◆ EXERCISE DETAILS: Take every line that has the string "Spoluautoři" and copy it out.

* * * * * * *

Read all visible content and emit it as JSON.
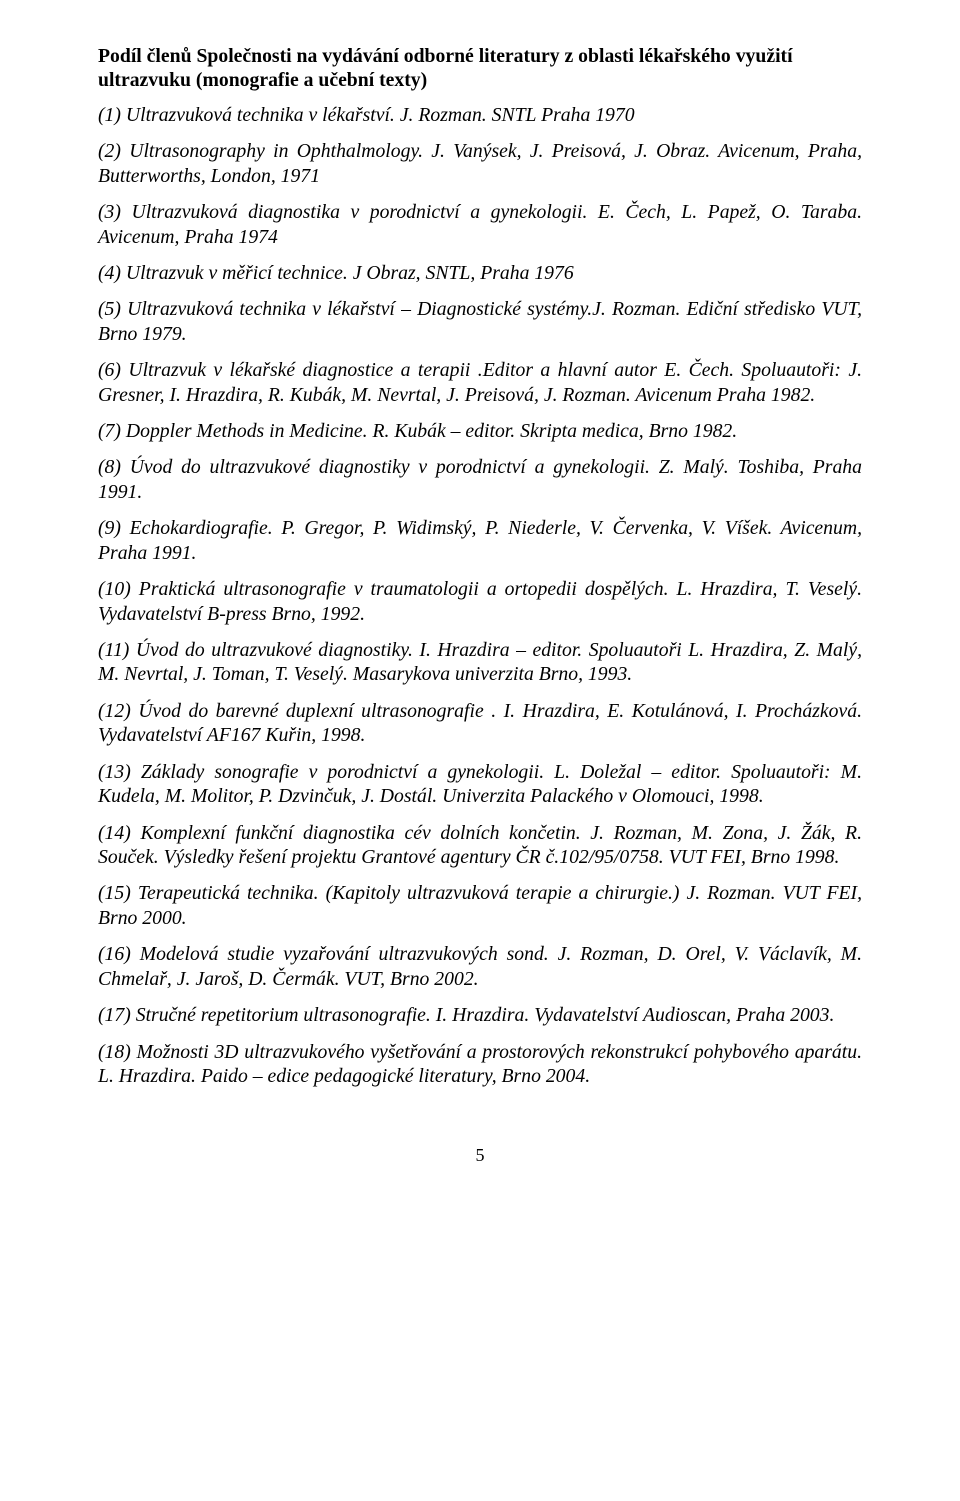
{
  "heading": "Podíl členů Společnosti na vydávání odborné literatury  z oblasti lékařského využití ultrazvuku (monografie a učební texty)",
  "entries": [
    "(1) Ultrazvuková technika v lékařství. J. Rozman. SNTL Praha 1970",
    "(2) Ultrasonography in Ophthalmology. J. Vanýsek, J. Preisová, J. Obraz. Avicenum, Praha, Butterworths, London, 1971",
    "(3) Ultrazvuková diagnostika  v porodnictví  a gynekologii. E. Čech, L. Papež, O. Taraba. Avicenum, Praha 1974",
    "(4) Ultrazvuk v měřicí technice. J Obraz, SNTL, Praha 1976",
    "(5) Ultrazvuková technika v lékařství – Diagnostické systémy.J. Rozman. Ediční středisko VUT, Brno 1979.",
    "(6) Ultrazvuk  v lékařské  diagnostice  a terapii .Editor  a hlavní  autor E.  Čech. Spoluautoři: J. Gresner, I. Hrazdira, R. Kubák, M. Nevrtal, J. Preisová, J. Rozman. Avicenum Praha 1982.",
    "(7) Doppler Methods in Medicine. R. Kubák – editor. Skripta medica, Brno 1982.",
    "(8) Úvod  do  ultrazvukové  diagnostiky  v porodnictví  a gynekologii.  Z.  Malý. Toshiba, Praha 1991.",
    "(9) Echokardiografie. P. Gregor, P. Widimský, P. Niederle, V. Červenka, V. Víšek. Avicenum, Praha 1991.",
    "(10) Praktická  ultrasonografie  v traumatologii  a ortopedii  dospělých.  L.  Hrazdira, T. Veselý. Vydavatelství B-press Brno, 1992.",
    "(11)  Úvod  do  ultrazvukové  diagnostiky.  I.  Hrazdira  –  editor.  Spoluautoři L. Hrazdira, Z. Malý, M. Nevrtal,  J. Toman, T. Veselý. Masarykova univerzita Brno, 1993.",
    "(12) Úvod  do  barevné  duplexní  ultrasonografie .  I.  Hrazdira,  E.  Kotulánová, I. Procházková. Vydavatelství AF167  Kuřin, 1998.",
    "(13) Základy sonografie v porodnictví a gynekologii. L. Doležal – editor. Spoluautoři:  M.  Kudela,  M.  Molitor,  P.  Dzvinčuk,  J.  Dostál.  Univerzita  Palackého v Olomouci, 1998.",
    "(14) Komplexní funkční diagnostika   cév dolních končetin. J. Rozman, M. Zona, J. Žák, R. Souček. Výsledky řešení projektu Grantové agentury ČR č.102/95/0758.  VUT FEI, Brno 1998.",
    "(15) Terapeutická technika. (Kapitoly ultrazvuková terapie a chirurgie.) J. Rozman. VUT FEI, Brno 2000.",
    "(16)  Modelová  studie  vyzařování  ultrazvukových  sond.  J.  Rozman,  D.  Orel, V. Václavík, M. Chmelař, J. Jaroš, D. Čermák. VUT, Brno 2002.",
    "(17) Stručné repetitorium ultrasonografie. I. Hrazdira.  Vydavatelství Audioscan, Praha 2003.",
    "(18) Možnosti 3D ultrazvukového vyšetřování a prostorových rekonstrukcí pohybového aparátu.  L. Hrazdira. Paido – edice pedagogické literatury,  Brno 2004."
  ],
  "pageNumber": "5"
}
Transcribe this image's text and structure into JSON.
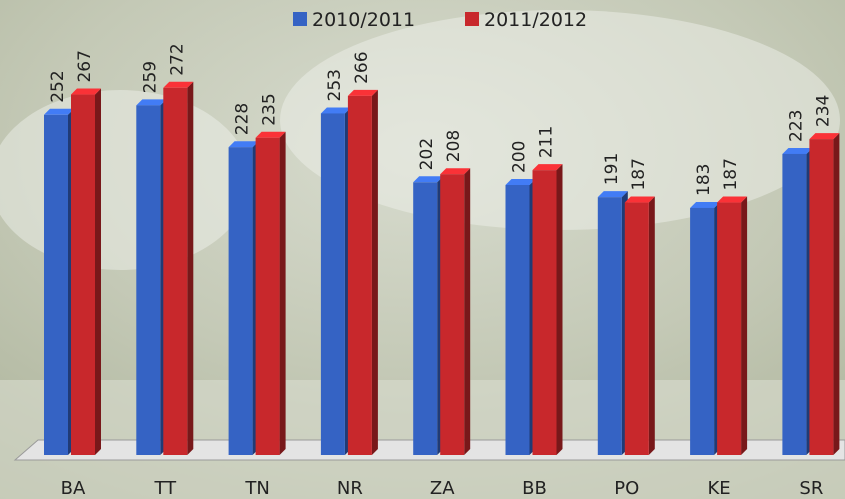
{
  "chart_data": {
    "type": "bar",
    "categories": [
      "BA",
      "TT",
      "TN",
      "NR",
      "ZA",
      "BB",
      "PO",
      "KE",
      "SR"
    ],
    "series": [
      {
        "name": "2010/2011",
        "color": "#3563c4",
        "values": [
          252,
          259,
          228,
          253,
          202,
          200,
          191,
          183,
          223
        ]
      },
      {
        "name": "2011/2012",
        "color": "#c8282c",
        "values": [
          267,
          272,
          235,
          266,
          208,
          211,
          187,
          187,
          234
        ]
      }
    ],
    "ylim": [
      0,
      300
    ],
    "legend": "top"
  }
}
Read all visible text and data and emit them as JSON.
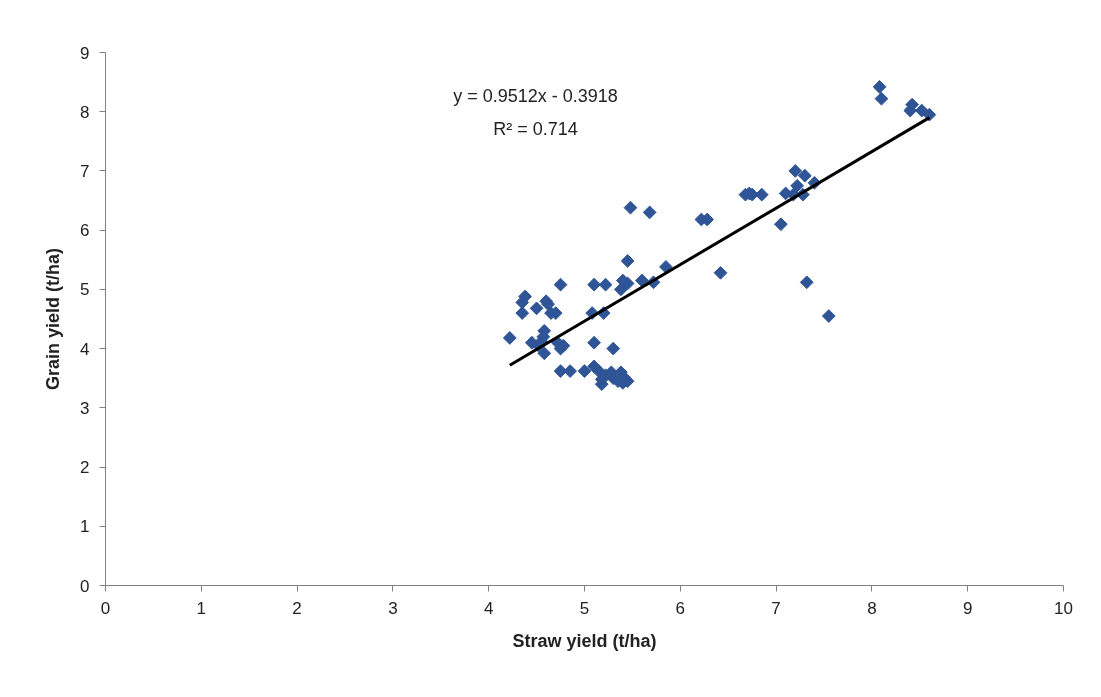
{
  "chart_data": {
    "type": "scatter",
    "xlabel": "Straw yield (t/ha)",
    "ylabel": "Grain yield (t/ha)",
    "xlim": [
      0,
      10
    ],
    "ylim": [
      0,
      9
    ],
    "xticks": [
      0,
      1,
      2,
      3,
      4,
      5,
      6,
      7,
      8,
      9,
      10
    ],
    "yticks": [
      0,
      1,
      2,
      3,
      4,
      5,
      6,
      7,
      8,
      9
    ],
    "grid": false,
    "marker": "diamond",
    "annotations": [
      "y = 0.9512x - 0.3918",
      "R² = 0.714"
    ],
    "series": [
      {
        "color": "#2f5597",
        "x": [
          4.22,
          4.35,
          4.35,
          4.38,
          4.45,
          4.5,
          4.52,
          4.55,
          4.57,
          4.58,
          4.6,
          4.62,
          4.58,
          4.65,
          4.7,
          4.72,
          4.75,
          4.75,
          4.78,
          4.75,
          4.85,
          5.0,
          5.08,
          5.1,
          5.1,
          5.1,
          5.15,
          5.18,
          5.18,
          5.2,
          5.22,
          5.22,
          5.28,
          5.3,
          5.3,
          5.35,
          5.38,
          5.4,
          5.42,
          5.45,
          5.38,
          5.4,
          5.45,
          5.45,
          5.48,
          5.6,
          5.68,
          5.72,
          5.85,
          6.22,
          6.28,
          6.42,
          6.68,
          6.72,
          6.75,
          6.85,
          7.05,
          7.1,
          7.18,
          7.2,
          7.22,
          7.3,
          7.28,
          7.32,
          7.4,
          7.55,
          8.08,
          8.1,
          8.4,
          8.42,
          8.52,
          8.6
        ],
        "values": [
          4.18,
          4.6,
          4.78,
          4.88,
          4.1,
          4.68,
          4.05,
          4.12,
          4.2,
          4.3,
          4.8,
          4.75,
          3.92,
          4.6,
          4.6,
          4.1,
          5.08,
          4.0,
          4.05,
          3.62,
          3.62,
          3.62,
          4.6,
          5.08,
          4.1,
          3.7,
          3.62,
          3.48,
          3.4,
          4.6,
          5.08,
          3.55,
          3.6,
          3.5,
          4.0,
          3.45,
          3.6,
          3.42,
          3.5,
          3.45,
          5.0,
          5.15,
          5.1,
          5.48,
          6.38,
          5.15,
          6.3,
          5.12,
          5.38,
          6.18,
          6.18,
          5.28,
          6.6,
          6.62,
          6.6,
          6.6,
          6.1,
          6.62,
          6.6,
          7.0,
          6.75,
          6.92,
          6.6,
          5.12,
          6.8,
          4.55,
          8.42,
          8.22,
          8.02,
          8.12,
          8.02,
          7.95
        ]
      },
      {
        "type": "line",
        "color": "#000000",
        "x": [
          4.22,
          8.6
        ],
        "values": [
          3.72,
          7.9
        ],
        "line_style": "solid",
        "marker": "none"
      }
    ]
  }
}
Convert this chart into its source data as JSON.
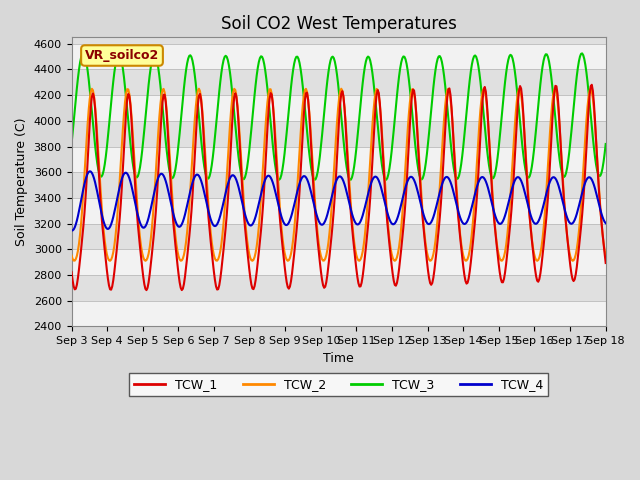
{
  "title": "Soil CO2 West Temperatures",
  "xlabel": "Time",
  "ylabel": "Soil Temperature (C)",
  "ylim": [
    2400,
    4650
  ],
  "xlim": [
    0,
    15
  ],
  "xtick_labels": [
    "Sep 3",
    "Sep 4",
    "Sep 5",
    "Sep 6",
    "Sep 7",
    "Sep 8",
    "Sep 9",
    "Sep 10",
    "Sep 11",
    "Sep 12",
    "Sep 13",
    "Sep 14",
    "Sep 15",
    "Sep 16",
    "Sep 17",
    "Sep 18"
  ],
  "series_labels": [
    "TCW_1",
    "TCW_2",
    "TCW_3",
    "TCW_4"
  ],
  "series_colors": [
    "#dd0000",
    "#ff8800",
    "#00cc00",
    "#0000cc"
  ],
  "annotation_text": "VR_soilco2",
  "yticks": [
    2400,
    2600,
    2800,
    3000,
    3200,
    3400,
    3600,
    3800,
    4000,
    4200,
    4400,
    4600
  ],
  "title_fontsize": 12,
  "label_fontsize": 9,
  "tick_fontsize": 8
}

* * * * * * *

◆ WRITTEN ANSWER:
    "(6) Ultrazvuk  v lékařské  diagnostice  a terapii .Editor  a hlavní  autor E.  Čech. Spoluautoři: J. Gresner, I. Hrazdira, R. Kubák, M. Nevrtal, J. Preisová, J. Rozman. Avicenum Praha 1982.",
    "(11)  Úvod  do  ultrazvukové  diagnostiky.  I.  Hrazdira  –  editor.  Spoluautoři L. Hrazdira, Z. Malý, M. Nevrtal,  J. Toman, T. Veselý. Masarykova univerzita Brno, 1993.",
    "(13) Základy sonografie v porodnictví a gynekologii. L. Doležal – editor. Spoluautoři:  M.  Kudela,  M.  Molitor,  P.  Dzvinčuk,  J.  Dostál.  Univerzita  Palackého v Olomouci, 1998.",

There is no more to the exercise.